## [GIVEN TASK]
Repeat the listing in full, exactly as it stands.

[Start of INPUT RECORDS]

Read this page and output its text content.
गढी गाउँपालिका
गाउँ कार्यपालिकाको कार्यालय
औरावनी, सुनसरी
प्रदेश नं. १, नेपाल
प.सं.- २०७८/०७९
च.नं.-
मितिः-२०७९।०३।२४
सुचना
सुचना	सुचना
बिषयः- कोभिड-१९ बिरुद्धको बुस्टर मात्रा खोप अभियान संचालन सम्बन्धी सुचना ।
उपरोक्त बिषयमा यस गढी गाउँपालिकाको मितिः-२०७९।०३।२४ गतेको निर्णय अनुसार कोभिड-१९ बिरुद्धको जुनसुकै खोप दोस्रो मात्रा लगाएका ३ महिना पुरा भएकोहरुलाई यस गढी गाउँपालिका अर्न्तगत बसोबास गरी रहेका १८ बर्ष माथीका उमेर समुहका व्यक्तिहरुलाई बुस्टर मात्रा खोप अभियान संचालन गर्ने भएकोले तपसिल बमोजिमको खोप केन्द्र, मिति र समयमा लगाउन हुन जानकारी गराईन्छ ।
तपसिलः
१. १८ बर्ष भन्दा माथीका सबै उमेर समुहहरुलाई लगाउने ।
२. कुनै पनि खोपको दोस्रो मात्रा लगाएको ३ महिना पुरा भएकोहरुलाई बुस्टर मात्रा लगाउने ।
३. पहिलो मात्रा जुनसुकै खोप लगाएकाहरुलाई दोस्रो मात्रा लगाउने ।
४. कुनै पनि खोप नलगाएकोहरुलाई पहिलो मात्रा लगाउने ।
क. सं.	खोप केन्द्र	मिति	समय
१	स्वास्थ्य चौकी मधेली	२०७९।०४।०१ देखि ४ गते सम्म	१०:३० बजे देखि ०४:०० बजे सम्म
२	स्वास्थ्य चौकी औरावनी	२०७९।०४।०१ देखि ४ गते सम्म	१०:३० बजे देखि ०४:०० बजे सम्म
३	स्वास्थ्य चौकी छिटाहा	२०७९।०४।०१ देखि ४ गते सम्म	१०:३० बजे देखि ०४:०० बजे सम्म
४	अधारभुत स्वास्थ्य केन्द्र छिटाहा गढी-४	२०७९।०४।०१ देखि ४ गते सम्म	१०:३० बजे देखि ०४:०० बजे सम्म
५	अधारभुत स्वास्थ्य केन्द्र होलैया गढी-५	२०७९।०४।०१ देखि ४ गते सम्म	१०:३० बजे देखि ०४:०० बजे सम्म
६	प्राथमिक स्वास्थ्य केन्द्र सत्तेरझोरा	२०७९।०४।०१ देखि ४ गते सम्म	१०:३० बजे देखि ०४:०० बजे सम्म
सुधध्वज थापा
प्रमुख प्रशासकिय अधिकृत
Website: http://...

[End of INPUT RECORDS]

## [RESPONSE]
Read this page and output its text content.
गढी गाउँपालिका
गाउँ कार्यपालिकाको कार्यालय
औरावनी, सुनसरी
प्रदेश नं. १, नेपाल
प.सं.- २०७८/०७९
च.नं.-
मितिः-२०७९।०३।२४
सुचना
सुचना	सुचना
बिषयः- कोभिड-१९ बिरुद्धको बुस्टर मात्रा खोप अभियान संचालन सम्बन्धी सुचना ।
उपरोक्त बिषयमा यस गढी गाउँपालिकाको मितिः-२०७९।०३।२४ गतेको निर्णय अनुसार कोभिड-१९ बिरुद्धको जुनसुकै खोप दोस्रो मात्रा लगाएका ३ महिना पुरा भएकोहरुलाई यस गढी गाउँपालिका अर्न्तगत बसोबास गरी रहेका १८ बर्ष माथीका उमेर समुहका व्यक्तिहरुलाई बुस्टर मात्रा खोप अभियान संचालन गर्ने भएकोले तपसिल बमोजिमको खोप केन्द्र, मिति र समयमा लगाउन हुन जानकारी गराईन्छ ।
तपसिलः
१. १८ बर्ष भन्दा माथीका सबै उमेर समुहहरुलाई लगाउने ।
२. कुनै पनि खोपको दोस्रो मात्रा लगाएको ३ महिना पुरा भएकोहरुलाई बुस्टर मात्रा लगाउने ।
३. पहिलो मात्रा जुनसुकै खोप लगाएकाहरुलाई दोस्रो मात्रा लगाउने ।
४. कुनै पनि खोप नलगाएकोहरुलाई पहिलो मात्रा लगाउने ।
क. सं.	खोप केन्द्र	मिति	समय
१	स्वास्थ्य चौकी मधेली	२०७९।०४।०१ देखि ४ गते सम्म	१०:३० बजे देखि ०४:०० बजे सम्म
२	स्वास्थ्य चौकी औरावनी	२०७९।०४।०१ देखि ४ गते सम्म	१०:३० बजे देखि ०४:०० बजे सम्म
३	स्वास्थ्य चौकी छिटाहा	२०७९।०४।०१ देखि ४ गते सम्म	१०:३० बजे देखि ०४:०० बजे सम्म
४	अधारभुत स्वास्थ्य केन्द्र छिटाहा गढी-४	२०७९।०४।०१ देखि ४ गते सम्म	१०:३० बजे देखि ०४:०० बजे सम्म
५	अधारभुत स्वास्थ्य केन्द्र होलैया गढी-५	२०७९।०४।०१ देखि ४ गते सम्म	१०:३० बजे देखि ०४:०० बजे सम्म
६	प्राथमिक स्वास्थ्य केन्द्र सत्तेरझोरा	२०७९।०४।०१ देखि ४ गते सम्म	१०:३० बजे देखि ०४:०० बजे सम्म
सुधध्वज थापा
प्रमुख प्रशासकिय अधिकृत
Website: http://...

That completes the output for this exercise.